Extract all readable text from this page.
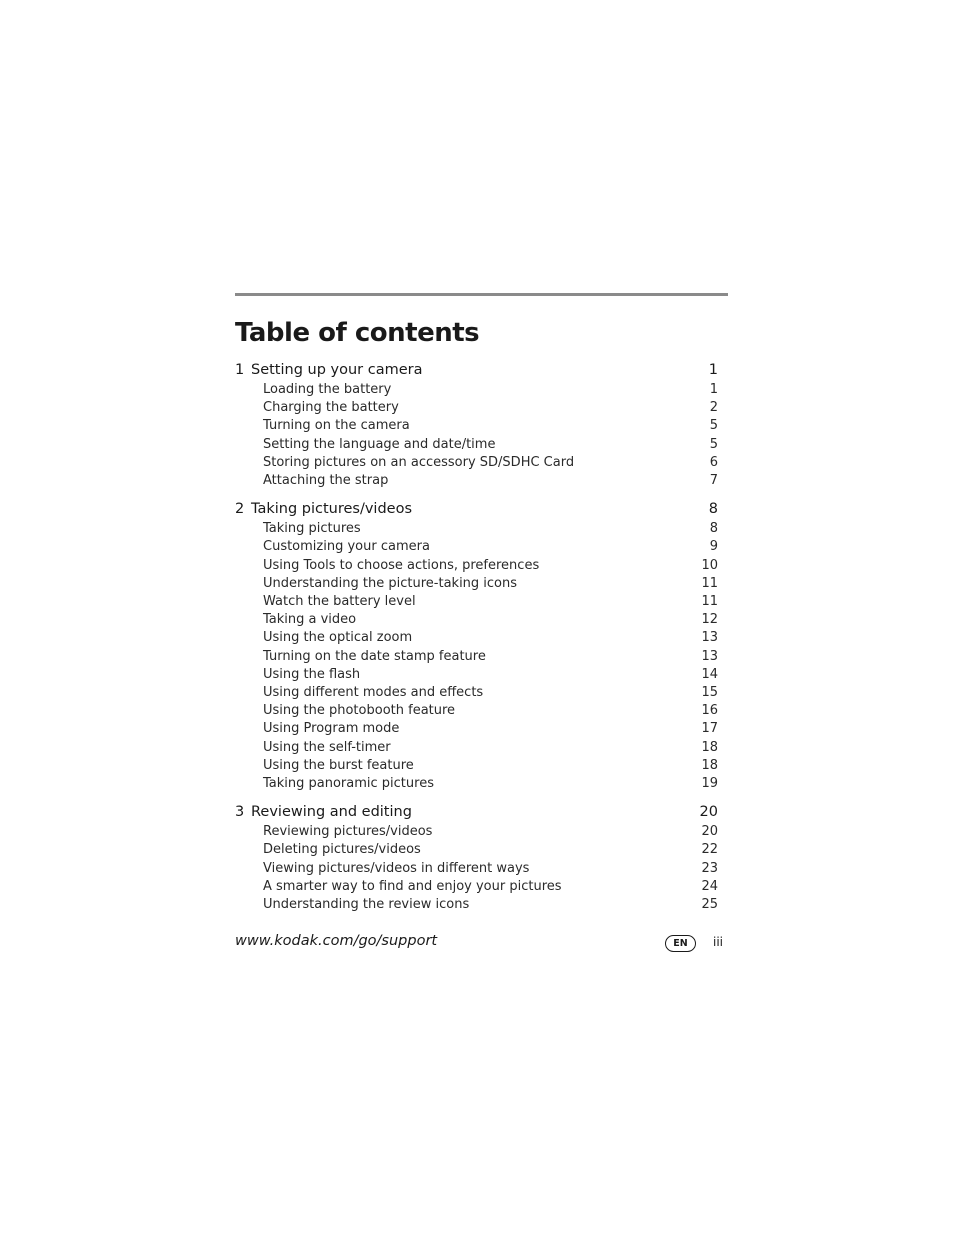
Table of contents
1 Setting up your camera	1
Loading the battery	1
Charging the battery	2
Turning on the camera	5
Setting the language and date/time	5
Storing pictures on an accessory SD/SDHC Card	6
Attaching the strap	7
2 Taking pictures/videos	8
Taking pictures	8
Customizing your camera	9
Using Tools to choose actions, preferences	10
Understanding the picture-taking icons	11
Watch the battery level	11
Taking a video	12
Using the optical zoom	13
Turning on the date stamp feature	13
Using the flash	14
Using different modes and effects	15
Using the photobooth feature	16
Using Program mode	17
Using the self-timer	18
Using the burst feature	18
Taking panoramic pictures	19
3 Reviewing and editing	20
Reviewing pictures/videos	20
Deleting pictures/videos	22
Viewing pictures/videos in different ways	23
A smarter way to find and enjoy your pictures	24
Understanding the review icons	25
www.kodak.com/go/support	EN	iii
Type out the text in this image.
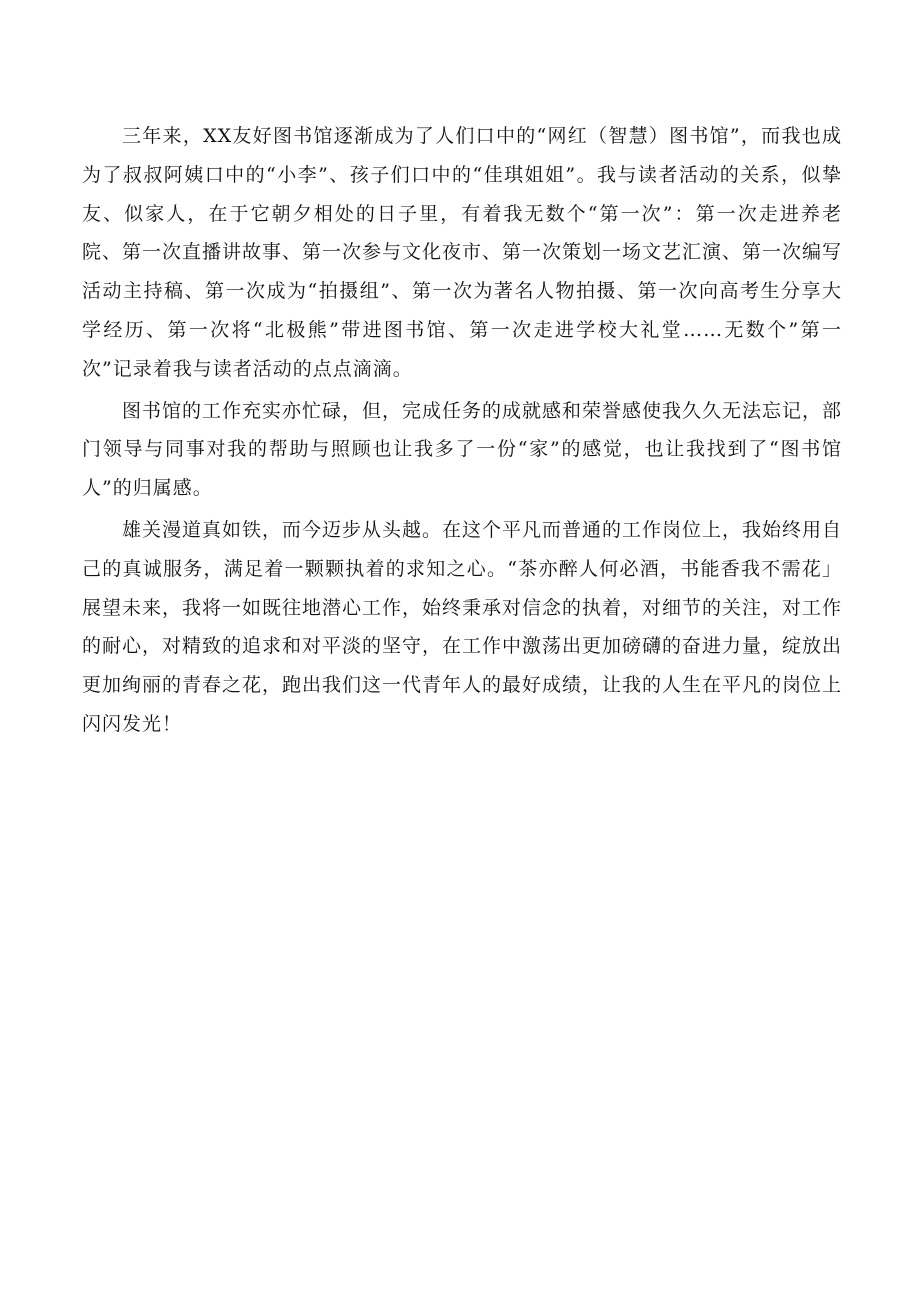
三年来，XX友好图书馆逐渐成为了人们口中的“网红（智慧）图书馆”，而我也成为了叔叔阿姨口中的“小李”、孩子们口中的“佳琪姐姐”。我与读者活动的关系，似挚友、似家人，在于它朝夕相处的日子里，有着我无数个“第一次”：第一次走进养老院、第一次直播讲故事、第一次参与文化夜市、第一次策划一场文艺汇演、第一次编写活动主持稿、第一次成为“拍摄组”、第一次为著名人物拍摄、第一次向高考生分享大学经历、第一次将“北极熊”带进图书馆、第一次走进学校大礼堂……无数个”第一次”记录着我与读者活动的点点滴滴。

图书馆的工作充实亦忙碌，但，完成任务的成就感和荣誉感使我久久无法忘记，部门领导与同事对我的帮助与照顾也让我多了一份“家”的感觉，也让我找到了“图书馆人”的归属感。

雄关漫道真如铁，而今迈步从头越。在这个平凡而普通的工作岗位上，我始终用自己的真诚服务，满足着一颗颗执着的求知之心。“茶亦醉人何必酒，书能香我不需花」展望未来，我将一如既往地潜心工作，始终秉承对信念的执着，对细节的关注，对工作的耐心，对精致的追求和对平淡的坚守，在工作中激荡出更加磅礴的奋进力量，绽放出更加绚丽的青春之花，跑出我们这一代青年人的最好成绩，让我的人生在平凡的岗位上闪闪发光！
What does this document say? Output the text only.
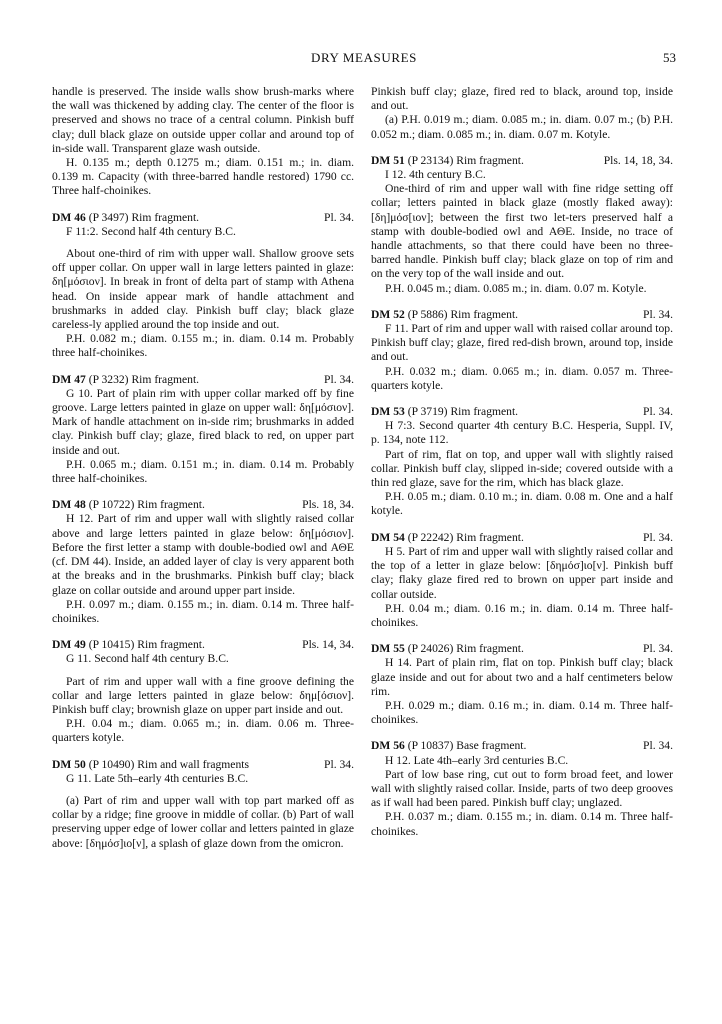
DRY MEASURES	53

handle is preserved. The inside walls show brush-marks where the wall was thickened by adding clay. The center of the floor is preserved and shows no trace of a central column. Pinkish buff clay; dull black glaze on outside upper collar and around top of in-side wall. Transparent glaze wash outside.

H. 0.135 m.; depth 0.1275 m.; diam. 0.151 m.; in. diam. 0.139 m. Capacity (with three-barred handle restored) 1790 cc. Three half-choinikes.

DM 46 (P 3497) Rim fragment.	Pl. 34.

F 11:2. Second half 4th century B.C.

About one-third of rim with upper wall. Shallow groove sets off upper collar. On upper wall in large letters painted in glaze: δη[μόσιον]. In break in front of delta part of stamp with Athena head. On inside appear mark of handle attachment and brushmarks in added clay. Pinkish buff clay; black glaze careless-ly applied around the top inside and out.

P.H. 0.082 m.; diam. 0.155 m.; in. diam. 0.14 m. Probably three half-choinikes.

DM 47 (P 3232) Rim fragment.	Pl. 34.

G 10. Part of plain rim with upper collar marked off by fine groove. Large letters painted in glaze on upper wall: δη[μόσιον]. Mark of handle attachment on in-side rim; brushmarks in added clay. Pinkish buff clay; glaze, fired black to red, on upper part inside and out.

P.H. 0.065 m.; diam. 0.151 m.; in. diam. 0.14 m. Probably three half-choinikes.

DM 48 (P 10722) Rim fragment.	Pls. 18, 34.

H 12. Part of rim and upper wall with slightly raised collar above and large letters painted in glaze below: δη[μόσιον]. Before the first letter a stamp with double-bodied owl and ΑΘΕ (cf. DM 44). Inside, an added layer of clay is very apparent both at the breaks and in the brushmarks. Pinkish buff clay; black glaze on collar outside and around upper part inside.

P.H. 0.097 m.; diam. 0.155 m.; in. diam. 0.14 m. Three half-choinikes.

DM 49 (P 10415) Rim fragment.	Pls. 14, 34.

G 11. Second half 4th century B.C.

Part of rim and upper wall with a fine groove defining the collar and large letters painted in glaze below: δημ[όσιον]. Pinkish buff clay; brownish glaze on upper part inside and out.

P.H. 0.04 m.; diam. 0.065 m.; in. diam. 0.06 m. Three-quarters kotyle.

DM 50 (P 10490) Rim and wall fragments	Pl. 34.

G 11. Late 5th–early 4th centuries B.C.

(a) Part of rim and upper wall with top part marked off as collar by a ridge; fine groove in middle of collar. (b) Part of wall preserving upper edge of lower collar and letters painted in glaze above: [δημόσ]ιο[ν], a splash of glaze down from the omicron.

Pinkish buff clay; glaze, fired red to black, around top, inside and out.

(a) P.H. 0.019 m.; diam. 0.085 m.; in. diam. 0.07 m.; (b) P.H. 0.052 m.; diam. 0.085 m.; in. diam. 0.07 m. Kotyle.

DM 51 (P 23134) Rim fragment.	Pls. 14, 18, 34.

I 12. 4th century B.C.

One-third of rim and upper wall with fine ridge setting off collar; letters painted in black glaze (mostly flaked away): [δη]μόσ[ιον]; between the first two let-ters preserved half a stamp with double-bodied owl and ΑΘΕ. Inside, no trace of handle attachments, so that there could have been no three-barred handle. Pinkish buff clay; black glaze on top of rim and on the very top of the wall inside and out.

P.H. 0.045 m.; diam. 0.085 m.; in. diam. 0.07 m. Kotyle.

DM 52 (P 5886) Rim fragment.	Pl. 34.

F 11. Part of rim and upper wall with raised collar around top. Pinkish buff clay; glaze, fired red-dish brown, around top, inside and out.

P.H. 0.032 m.; diam. 0.065 m.; in. diam. 0.057 m. Three-quarters kotyle.

DM 53 (P 3719) Rim fragment.	Pl. 34.

H 7:3. Second quarter 4th century B.C. Hesperia, Suppl. IV, p. 134, note 112.

Part of rim, flat on top, and upper wall with slightly raised collar. Pinkish buff clay, slipped in-side; covered outside with a thin red glaze, save for the rim, which has black glaze.

P.H. 0.05 m.; diam. 0.10 m.; in. diam. 0.08 m. One and a half kotyle.

DM 54 (P 22242) Rim fragment.	Pl. 34.

H 5. Part of rim and upper wall with slightly raised collar and the top of a letter in glaze below: [δημόσ]ιο[ν]. Pinkish buff clay; flaky glaze fired red to brown on upper part inside and collar outside.

P.H. 0.04 m.; diam. 0.16 m.; in. diam. 0.14 m. Three half-choinikes.

DM 55 (P 24026) Rim fragment.	Pl. 34.

H 14. Part of plain rim, flat on top. Pinkish buff clay; black glaze inside and out for about two and a half centimeters below rim.

P.H. 0.029 m.; diam. 0.16 m.; in. diam. 0.14 m. Three half-choinikes.

DM 56 (P 10837) Base fragment.	Pl. 34.

H 12. Late 4th–early 3rd centuries B.C.

Part of low base ring, cut out to form broad feet, and lower wall with slightly raised collar. Inside, parts of two deep grooves as if wall had been pared. Pinkish buff clay; unglazed.

P.H. 0.037 m.; diam. 0.155 m.; in. diam. 0.14 m. Three half-choinikes.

> Stated task
Repeat each entry exactly as it appears; skip any picture.

> Exercise response
Extract all readable text from this page.
Table of contents
1 Setting up your camera	1
Loading the battery	1
Charging the battery	2
Turning on the camera	5
Setting the language and date/time	5
Storing pictures on an accessory SD/SDHC Card	6
Attaching the strap	7
2 Taking pictures/videos	8
Taking pictures	8
Customizing your camera	9
Using Tools to choose actions, preferences	10
Understanding the picture-taking icons	11
Watch the battery level	11
Taking a video	12
Using the optical zoom	13
Turning on the date stamp feature	13
Using the flash	14
Using different modes and effects	15
Using the photobooth feature	16
Using Program mode	17
Using the self-timer	18
Using the burst feature	18
Taking panoramic pictures	19
3 Reviewing and editing	20
Reviewing pictures/videos	20
Deleting pictures/videos	22
Viewing pictures/videos in different ways	23
A smarter way to find and enjoy your pictures	24
Understanding the review icons	25
www.kodak.com/go/support	EN	iii
Type out the text in this image.
三年来，XX友好图书馆逐渐成为了人们口中的“网红（智慧）图书馆”，而我也成为了叔叔阿姨口中的“小李”、孩子们口中的“佳琪姐姐”。我与读者活动的关系，似挚友、似家人，在于它朝夕相处的日子里，有着我无数个“第一次”：第一次走进养老院、第一次直播讲故事、第一次参与文化夜市、第一次策划一场文艺汇演、第一次编写活动主持稿、第一次成为“拍摄组”、第一次为著名人物拍摄、第一次向高考生分享大学经历、第一次将“北极熊”带进图书馆、第一次走进学校大礼堂……无数个”第一次”记录着我与读者活动的点点滴滴。

图书馆的工作充实亦忙碌，但，完成任务的成就感和荣誉感使我久久无法忘记，部门领导与同事对我的帮助与照顾也让我多了一份“家”的感觉，也让我找到了“图书馆人”的归属感。

雄关漫道真如铁，而今迈步从头越。在这个平凡而普通的工作岗位上，我始终用自己的真诚服务，满足着一颗颗执着的求知之心。“茶亦醉人何必酒，书能香我不需花」展望未来，我将一如既往地潜心工作，始终秉承对信念的执着，对细节的关注，对工作的耐心，对精致的追求和对平淡的坚守，在工作中激荡出更加磅礴的奋进力量，绽放出更加绚丽的青春之花，跑出我们这一代青年人的最好成绩，让我的人生在平凡的岗位上闪闪发光！
What does this document say? Output the text only.
DRY MEASURES	53

handle is preserved. The inside walls show brush-marks where the wall was thickened by adding clay. The center of the floor is preserved and shows no trace of a central column. Pinkish buff clay; dull black glaze on outside upper collar and around top of in-side wall. Transparent glaze wash outside.

H. 0.135 m.; depth 0.1275 m.; diam. 0.151 m.; in. diam. 0.139 m. Capacity (with three-barred handle restored) 1790 cc. Three half-choinikes.

DM 46 (P 3497) Rim fragment.	Pl. 34.

F 11:2. Second half 4th century B.C.

About one-third of rim with upper wall. Shallow groove sets off upper collar. On upper wall in large letters painted in glaze: δη[μόσιον]. In break in front of delta part of stamp with Athena head. On inside appear mark of handle attachment and brushmarks in added clay. Pinkish buff clay; black glaze careless-ly applied around the top inside and out.

P.H. 0.082 m.; diam. 0.155 m.; in. diam. 0.14 m. Probably three half-choinikes.

DM 47 (P 3232) Rim fragment.	Pl. 34.

G 10. Part of plain rim with upper collar marked off by fine groove. Large letters painted in glaze on upper wall: δη[μόσιον]. Mark of handle attachment on in-side rim; brushmarks in added clay. Pinkish buff clay; glaze, fired black to red, on upper part inside and out.

P.H. 0.065 m.; diam. 0.151 m.; in. diam. 0.14 m. Probably three half-choinikes.

DM 48 (P 10722) Rim fragment.	Pls. 18, 34.

H 12. Part of rim and upper wall with slightly raised collar above and large letters painted in glaze below: δη[μόσιον]. Before the first letter a stamp with double-bodied owl and ΑΘΕ (cf. DM 44). Inside, an added layer of clay is very apparent both at the breaks and in the brushmarks. Pinkish buff clay; black glaze on collar outside and around upper part inside.

P.H. 0.097 m.; diam. 0.155 m.; in. diam. 0.14 m. Three half-choinikes.

DM 49 (P 10415) Rim fragment.	Pls. 14, 34.

G 11. Second half 4th century B.C.

Part of rim and upper wall with a fine groove defining the collar and large letters painted in glaze below: δημ[όσιον]. Pinkish buff clay; brownish glaze on upper part inside and out.

P.H. 0.04 m.; diam. 0.065 m.; in. diam. 0.06 m. Three-quarters kotyle.

DM 50 (P 10490) Rim and wall fragments	Pl. 34.

G 11. Late 5th–early 4th centuries B.C.

(a) Part of rim and upper wall with top part marked off as collar by a ridge; fine groove in middle of collar. (b) Part of wall preserving upper edge of lower collar and letters painted in glaze above: [δημόσ]ιο[ν], a splash of glaze down from the omicron.

Pinkish buff clay; glaze, fired red to black, around top, inside and out.

(a) P.H. 0.019 m.; diam. 0.085 m.; in. diam. 0.07 m.; (b) P.H. 0.052 m.; diam. 0.085 m.; in. diam. 0.07 m. Kotyle.

DM 51 (P 23134) Rim fragment.	Pls. 14, 18, 34.

I 12. 4th century B.C.

One-third of rim and upper wall with fine ridge setting off collar; letters painted in black glaze (mostly flaked away): [δη]μόσ[ιον]; between the first two let-ters preserved half a stamp with double-bodied owl and ΑΘΕ. Inside, no trace of handle attachments, so that there could have been no three-barred handle. Pinkish buff clay; black glaze on top of rim and on the very top of the wall inside and out.

P.H. 0.045 m.; diam. 0.085 m.; in. diam. 0.07 m. Kotyle.

DM 52 (P 5886) Rim fragment.	Pl. 34.

F 11. Part of rim and upper wall with raised collar around top. Pinkish buff clay; glaze, fired red-dish brown, around top, inside and out.

P.H. 0.032 m.; diam. 0.065 m.; in. diam. 0.057 m. Three-quarters kotyle.

DM 53 (P 3719) Rim fragment.	Pl. 34.

H 7:3. Second quarter 4th century B.C. Hesperia, Suppl. IV, p. 134, note 112.

Part of rim, flat on top, and upper wall with slightly raised collar. Pinkish buff clay, slipped in-side; covered outside with a thin red glaze, save for the rim, which has black glaze.

P.H. 0.05 m.; diam. 0.10 m.; in. diam. 0.08 m. One and a half kotyle.

DM 54 (P 22242) Rim fragment.	Pl. 34.

H 5. Part of rim and upper wall with slightly raised collar and the top of a letter in glaze below: [δημόσ]ιο[ν]. Pinkish buff clay; flaky glaze fired red to brown on upper part inside and collar outside.

P.H. 0.04 m.; diam. 0.16 m.; in. diam. 0.14 m. Three half-choinikes.

DM 55 (P 24026) Rim fragment.	Pl. 34.

H 14. Part of plain rim, flat on top. Pinkish buff clay; black glaze inside and out for about two and a half centimeters below rim.

P.H. 0.029 m.; diam. 0.16 m.; in. diam. 0.14 m. Three half-choinikes.

DM 56 (P 10837) Base fragment.	Pl. 34.

H 12. Late 4th–early 3rd centuries B.C.

Part of low base ring, cut out to form broad feet, and lower wall with slightly raised collar. Inside, parts of two deep grooves as if wall had been pared. Pinkish buff clay; unglazed.

P.H. 0.037 m.; diam. 0.155 m.; in. diam. 0.14 m. Three half-choinikes.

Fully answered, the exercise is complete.